##### EXERCISE DATA #####
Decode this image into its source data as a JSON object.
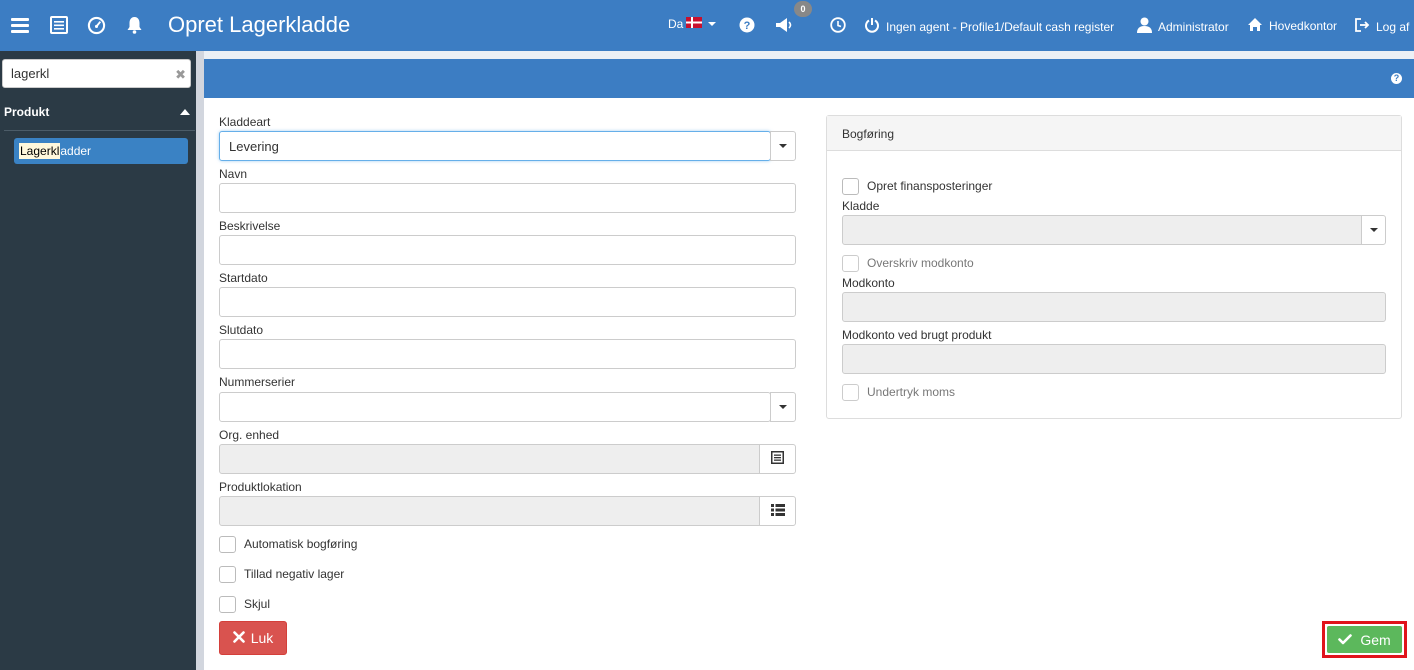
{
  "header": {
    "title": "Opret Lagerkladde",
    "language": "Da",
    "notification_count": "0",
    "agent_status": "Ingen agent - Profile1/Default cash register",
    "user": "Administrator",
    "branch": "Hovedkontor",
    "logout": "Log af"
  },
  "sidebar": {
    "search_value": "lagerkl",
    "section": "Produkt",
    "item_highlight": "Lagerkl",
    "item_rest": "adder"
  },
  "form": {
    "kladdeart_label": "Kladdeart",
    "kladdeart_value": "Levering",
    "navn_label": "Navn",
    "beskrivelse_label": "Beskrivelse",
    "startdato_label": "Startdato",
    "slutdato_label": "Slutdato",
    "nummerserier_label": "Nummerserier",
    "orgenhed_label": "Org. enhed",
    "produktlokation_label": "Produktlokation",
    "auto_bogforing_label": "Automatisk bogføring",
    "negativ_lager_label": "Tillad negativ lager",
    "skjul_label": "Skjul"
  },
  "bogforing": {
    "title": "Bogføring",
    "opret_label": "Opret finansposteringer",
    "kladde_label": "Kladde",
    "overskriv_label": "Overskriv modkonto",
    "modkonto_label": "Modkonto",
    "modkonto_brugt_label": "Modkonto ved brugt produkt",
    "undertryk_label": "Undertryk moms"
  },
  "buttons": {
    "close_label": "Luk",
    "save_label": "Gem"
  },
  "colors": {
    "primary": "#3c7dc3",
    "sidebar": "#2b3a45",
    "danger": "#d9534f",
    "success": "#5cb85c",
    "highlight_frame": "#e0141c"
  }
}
#####
All the records above need to be given again word for word. Skip the pictures.

Decode this image into its source data as a JSON object.
{
  "header": {
    "title": "Opret Lagerkladde",
    "language": "Da",
    "notification_count": "0",
    "agent_status": "Ingen agent - Profile1/Default cash register",
    "user": "Administrator",
    "branch": "Hovedkontor",
    "logout": "Log af"
  },
  "sidebar": {
    "search_value": "lagerkl",
    "section": "Produkt",
    "item_highlight": "Lagerkl",
    "item_rest": "adder"
  },
  "form": {
    "kladdeart_label": "Kladdeart",
    "kladdeart_value": "Levering",
    "navn_label": "Navn",
    "beskrivelse_label": "Beskrivelse",
    "startdato_label": "Startdato",
    "slutdato_label": "Slutdato",
    "nummerserier_label": "Nummerserier",
    "orgenhed_label": "Org. enhed",
    "produktlokation_label": "Produktlokation",
    "auto_bogforing_label": "Automatisk bogføring",
    "negativ_lager_label": "Tillad negativ lager",
    "skjul_label": "Skjul"
  },
  "bogforing": {
    "title": "Bogføring",
    "opret_label": "Opret finansposteringer",
    "kladde_label": "Kladde",
    "overskriv_label": "Overskriv modkonto",
    "modkonto_label": "Modkonto",
    "modkonto_brugt_label": "Modkonto ved brugt produkt",
    "undertryk_label": "Undertryk moms"
  },
  "buttons": {
    "close_label": "Luk",
    "save_label": "Gem"
  },
  "colors": {
    "primary": "#3c7dc3",
    "sidebar": "#2b3a45",
    "danger": "#d9534f",
    "success": "#5cb85c",
    "highlight_frame": "#e0141c"
  }
}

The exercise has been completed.